課題一覧:
a - 不幸比べに関する文章について、次の問いに答えてください。
(i) 筆者の年齢の場合、戦争を確実に体験しているのはどの世代か。
(ii) ふたりの女性の生まれた年はどういう関係にあるか。
(iii) ふたりの女性を見ていて筆者が思ったことは何か。
b - 不幸比べに関する文章を、最後の行の直後から書き進めてください。

本文抜粋:
およそこの世に「不幸比べ」ほど無意味なものはないだろうなと思っていて
たとえば私の年齢ですと、親はともかく祖父母の世代は確実に戦争を体験していて
それはもう我々からしたら圧倒的な不幸ですよね
ただひとはそうした大きな幸不幸をあまり縦の軸(時間)では語らずに横並びで考えるので、環境や境遇の差はあっても「戦争そのものが不幸の元凶なのだ」と語るだけで
だから「平和な世の中に生まれたお前たちはずるい」などと言う人はまずいない
それはさておき
ふたりの女性がいました
同じ年に生まれたふたりでしたが、ひとりは晩年になって「自分は幸せ者だ」と毎日のように語り
もうひとりは「辛く悲しいことばかりの人生だった」と語っていました
正直客観的に見ると、最初のひとの人生の方がよほど苛酷に思えるのですが、そのふたりを見ていて思ったのです
「幸福も不幸も言った者勝ちなんだな」
不幸を数値化しても意味がない
要は本人の感じ方(あるいは表現の仕方)

提供データ:
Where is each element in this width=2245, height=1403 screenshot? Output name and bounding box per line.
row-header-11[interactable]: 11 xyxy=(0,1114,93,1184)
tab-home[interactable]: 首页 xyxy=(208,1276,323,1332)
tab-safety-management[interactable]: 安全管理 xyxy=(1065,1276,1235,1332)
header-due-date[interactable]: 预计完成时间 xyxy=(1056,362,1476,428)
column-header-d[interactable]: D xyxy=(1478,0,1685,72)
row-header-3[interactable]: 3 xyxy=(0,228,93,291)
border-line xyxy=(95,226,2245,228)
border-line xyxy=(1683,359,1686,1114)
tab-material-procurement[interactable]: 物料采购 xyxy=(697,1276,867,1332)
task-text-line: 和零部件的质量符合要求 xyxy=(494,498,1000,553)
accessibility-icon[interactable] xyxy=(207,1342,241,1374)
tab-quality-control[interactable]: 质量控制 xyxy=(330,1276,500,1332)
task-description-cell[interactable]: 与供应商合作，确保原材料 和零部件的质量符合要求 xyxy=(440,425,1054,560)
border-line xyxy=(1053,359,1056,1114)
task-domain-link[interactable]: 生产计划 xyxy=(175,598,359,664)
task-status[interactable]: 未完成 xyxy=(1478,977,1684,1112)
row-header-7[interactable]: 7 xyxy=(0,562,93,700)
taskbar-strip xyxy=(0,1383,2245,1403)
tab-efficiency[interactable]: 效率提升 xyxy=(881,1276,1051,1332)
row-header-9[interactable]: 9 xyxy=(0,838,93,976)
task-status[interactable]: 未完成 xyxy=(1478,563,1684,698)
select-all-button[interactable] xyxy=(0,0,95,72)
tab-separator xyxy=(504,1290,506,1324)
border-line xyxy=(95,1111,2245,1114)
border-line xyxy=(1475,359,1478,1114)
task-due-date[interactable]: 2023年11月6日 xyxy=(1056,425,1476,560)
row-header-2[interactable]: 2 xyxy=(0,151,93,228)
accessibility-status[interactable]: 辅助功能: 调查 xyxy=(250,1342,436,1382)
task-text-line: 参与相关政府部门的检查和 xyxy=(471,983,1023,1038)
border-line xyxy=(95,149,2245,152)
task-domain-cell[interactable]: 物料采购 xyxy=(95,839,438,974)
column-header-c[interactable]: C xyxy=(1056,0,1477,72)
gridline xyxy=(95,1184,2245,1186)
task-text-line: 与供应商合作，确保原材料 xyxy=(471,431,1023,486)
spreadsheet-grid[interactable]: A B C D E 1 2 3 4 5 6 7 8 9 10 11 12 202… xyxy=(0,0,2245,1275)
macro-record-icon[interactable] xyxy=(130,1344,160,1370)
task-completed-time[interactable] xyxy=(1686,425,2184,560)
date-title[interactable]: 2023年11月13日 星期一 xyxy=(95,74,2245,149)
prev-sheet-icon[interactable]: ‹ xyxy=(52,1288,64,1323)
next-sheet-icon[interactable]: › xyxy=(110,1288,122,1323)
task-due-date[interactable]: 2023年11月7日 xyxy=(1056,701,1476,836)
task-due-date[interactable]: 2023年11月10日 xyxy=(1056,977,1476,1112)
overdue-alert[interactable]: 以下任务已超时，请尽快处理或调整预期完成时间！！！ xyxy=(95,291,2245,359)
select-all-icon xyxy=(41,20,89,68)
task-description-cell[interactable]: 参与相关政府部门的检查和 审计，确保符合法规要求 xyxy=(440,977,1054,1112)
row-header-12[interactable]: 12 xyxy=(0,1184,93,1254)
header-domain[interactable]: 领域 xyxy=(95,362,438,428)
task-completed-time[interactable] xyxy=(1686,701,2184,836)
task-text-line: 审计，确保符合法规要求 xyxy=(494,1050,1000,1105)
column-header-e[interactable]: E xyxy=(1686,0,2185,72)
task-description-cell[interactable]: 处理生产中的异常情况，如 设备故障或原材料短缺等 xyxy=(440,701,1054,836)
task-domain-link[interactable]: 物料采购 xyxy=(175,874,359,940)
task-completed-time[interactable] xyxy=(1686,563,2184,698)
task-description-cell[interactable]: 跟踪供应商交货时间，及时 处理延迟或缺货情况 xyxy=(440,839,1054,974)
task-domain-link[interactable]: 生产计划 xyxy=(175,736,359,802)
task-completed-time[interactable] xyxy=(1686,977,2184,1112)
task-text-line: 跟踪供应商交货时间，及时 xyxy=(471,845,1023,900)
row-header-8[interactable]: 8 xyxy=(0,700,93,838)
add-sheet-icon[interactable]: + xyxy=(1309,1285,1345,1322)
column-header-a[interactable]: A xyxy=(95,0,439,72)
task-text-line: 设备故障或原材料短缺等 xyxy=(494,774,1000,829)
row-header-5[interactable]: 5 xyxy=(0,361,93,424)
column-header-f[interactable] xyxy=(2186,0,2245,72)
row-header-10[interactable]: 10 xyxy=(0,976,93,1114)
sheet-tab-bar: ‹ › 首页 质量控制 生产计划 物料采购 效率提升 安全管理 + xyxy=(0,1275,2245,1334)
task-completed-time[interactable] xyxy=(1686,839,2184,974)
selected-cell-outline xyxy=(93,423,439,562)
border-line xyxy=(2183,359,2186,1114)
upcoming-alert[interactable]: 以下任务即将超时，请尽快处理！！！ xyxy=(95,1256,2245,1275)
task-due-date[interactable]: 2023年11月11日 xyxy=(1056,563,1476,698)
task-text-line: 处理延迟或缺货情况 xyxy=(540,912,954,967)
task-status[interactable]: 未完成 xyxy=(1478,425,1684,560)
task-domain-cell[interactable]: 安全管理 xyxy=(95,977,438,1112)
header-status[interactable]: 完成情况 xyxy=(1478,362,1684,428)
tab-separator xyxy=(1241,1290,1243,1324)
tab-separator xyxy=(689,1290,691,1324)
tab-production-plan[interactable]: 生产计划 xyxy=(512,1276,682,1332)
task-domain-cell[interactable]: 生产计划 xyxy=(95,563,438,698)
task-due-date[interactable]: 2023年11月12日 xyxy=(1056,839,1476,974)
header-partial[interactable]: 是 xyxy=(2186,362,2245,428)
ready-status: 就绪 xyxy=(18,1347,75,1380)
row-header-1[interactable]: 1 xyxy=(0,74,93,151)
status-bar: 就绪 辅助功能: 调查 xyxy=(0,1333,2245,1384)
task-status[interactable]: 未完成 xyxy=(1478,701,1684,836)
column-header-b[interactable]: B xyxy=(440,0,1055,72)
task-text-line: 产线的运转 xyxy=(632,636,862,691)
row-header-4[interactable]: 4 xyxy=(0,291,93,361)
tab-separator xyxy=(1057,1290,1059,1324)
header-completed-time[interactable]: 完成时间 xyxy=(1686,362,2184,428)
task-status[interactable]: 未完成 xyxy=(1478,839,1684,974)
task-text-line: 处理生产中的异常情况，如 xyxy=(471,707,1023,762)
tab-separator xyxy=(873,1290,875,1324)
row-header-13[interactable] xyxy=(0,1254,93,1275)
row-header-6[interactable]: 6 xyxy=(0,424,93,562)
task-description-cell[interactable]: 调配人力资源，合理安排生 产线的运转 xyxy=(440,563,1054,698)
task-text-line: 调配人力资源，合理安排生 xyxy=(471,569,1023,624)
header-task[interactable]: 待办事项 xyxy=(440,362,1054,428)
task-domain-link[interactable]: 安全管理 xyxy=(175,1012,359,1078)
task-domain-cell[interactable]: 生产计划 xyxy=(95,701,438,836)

解答結果:
a -
(i) 祖父母の世代
(ii) 同じ年に生まれている
(iii) 「幸福も不幸も言った者勝ちなんだな」ということ

b -
だったら私は自分を幸せ者だと言いたい
ま、後者もなかなか幸せそうに過ごしておられましたけどね
「ムロ本、」読みました
私はムロツヨシさんのことを(と言うかムロさんの育った家庭環境を)なんとなく「重版出来」の沼田さんと重ねてたんですよね
根拠なく
きっと成功しようがしまいが本人の幸せだけを願って一心に応援してくれる家族がいて、たとえ夢破れても喜んで迎えてくれる場所があるひと
そういうひとだから遅咲きでもあきらめずに踏ん張って来れたのだろうと
そうじゃなかった
そうじゃなかったんだ
場所はなくてもひと(たち)はいたから、それは大きな支えだったんだろうけど
やっぱり場所がないのはきついだろうと
実際経歴を見ていて、このひとよく心折れなかったなと
子どものころから役者や芸人がいかに食えない商売か(と言うか商売として成立するところに辿り着ける者のいかに少ないか)を叩きこまれて来ましたが(いえ、そういう家庭ではございません)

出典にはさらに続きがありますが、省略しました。